- _Questions on the material_:
(A) Summarize the assay analysis tips in two sentences.
(B) Extract from the assay analysis tips, word for word, the stretch from "MasterPlex ReaderFit allows" through "and % Recovery.".

- _Page extract_:
···

MasterPlex ReaderFit allows you to group your replicate samples and automatically generates the mean, %CV, and standard deviation statistics for the MFI and concentration values.
4. Knock out those standard outliers
One of the simplest ways to identify outliers in your standards is by analyzing the Residuals and % Recovery.
- Residual = Calculated Concentration - Expected Concentration
- % Recovery = ( Calculated Concentration / Expected Concentration ) * 100
% Recovery is a better metric to use because it is a relative metric. Obviously, the further the % Recovery deviates from 100%, the higher the probability that the data point is an outlier.
Although there is no strict rule or standard on what the limits are for considering outliers, I tend to mark any standard that has < 50% recovery or > 150% recovery as outliers and that has generated pretty good results.
MasterPlex ReaderFit has a user-friendly interface that allows one to view the Residuals, % Recovery, and the Standard Curve all at the same time while being able to mark outliers.
5. Use controls
This should go without saying but it is quite alarming for me to see that most of the analysis data files that I see are missing control groups. It should be as important as your background groups. Not only will they tell you if your assay worked but knowing this information is invaluable when it comes time to have to troubleshoot when something goes wrong. The workflow for setting up and running an Elisa assay can become quite complicated and there are many opportunities for things to go awry. Having control groups will keep you sane.
6. Use a sufficient standard curve range for your unknowns
Extrapolation is the process of inferring or estimating the concentrations for points that are within calculable limits but outside of the standard curve range. Extrapolations are often less meaningful especially when the values lie on the flatter parts of the curve. Please read this blog post for more on the dangers of extrapolating data.

···

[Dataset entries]
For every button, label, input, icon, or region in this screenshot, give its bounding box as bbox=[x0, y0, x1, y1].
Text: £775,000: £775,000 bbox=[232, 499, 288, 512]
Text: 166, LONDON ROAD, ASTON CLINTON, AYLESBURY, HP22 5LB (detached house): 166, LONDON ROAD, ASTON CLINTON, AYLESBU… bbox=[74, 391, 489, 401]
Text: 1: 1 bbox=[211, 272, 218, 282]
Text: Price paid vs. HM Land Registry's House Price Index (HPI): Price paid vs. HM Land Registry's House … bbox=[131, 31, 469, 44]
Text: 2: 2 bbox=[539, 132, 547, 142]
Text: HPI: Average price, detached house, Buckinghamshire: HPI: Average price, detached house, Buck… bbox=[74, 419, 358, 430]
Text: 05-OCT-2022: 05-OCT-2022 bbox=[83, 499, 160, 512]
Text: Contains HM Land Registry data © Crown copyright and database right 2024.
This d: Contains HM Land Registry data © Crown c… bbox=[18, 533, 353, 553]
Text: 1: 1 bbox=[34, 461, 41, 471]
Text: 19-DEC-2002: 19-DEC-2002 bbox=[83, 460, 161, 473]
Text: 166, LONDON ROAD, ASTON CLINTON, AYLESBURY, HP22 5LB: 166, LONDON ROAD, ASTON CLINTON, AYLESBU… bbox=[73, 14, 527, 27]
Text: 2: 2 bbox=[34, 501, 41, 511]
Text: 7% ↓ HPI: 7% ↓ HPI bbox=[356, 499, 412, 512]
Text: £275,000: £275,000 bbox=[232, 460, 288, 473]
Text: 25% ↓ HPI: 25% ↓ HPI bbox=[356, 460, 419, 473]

···

- _Expected results_:
(A) MasterPlex ReaderFit groups replicate samples and generates mean, %CV, and standard deviation statistics, and outliers among standards can be identified through Residuals and % Recovery, with the writer marking standards below 50% or above 150% recovery as outliers. Control groups are described as being as important as background groups, and extrapolated concentrations outside the standard curve range are often less meaningful, especially on the flatter parts of the curve.

(B)
MasterPlex ReaderFit allows you to group your replicate samples and automatically generates the mean, %CV, and standard deviation statistics for the MFI and concentration values.
4. Knock out those standard outliers
One of the simplest ways to identify outliers in your standards is by analyzing the Residuals and % Recovery.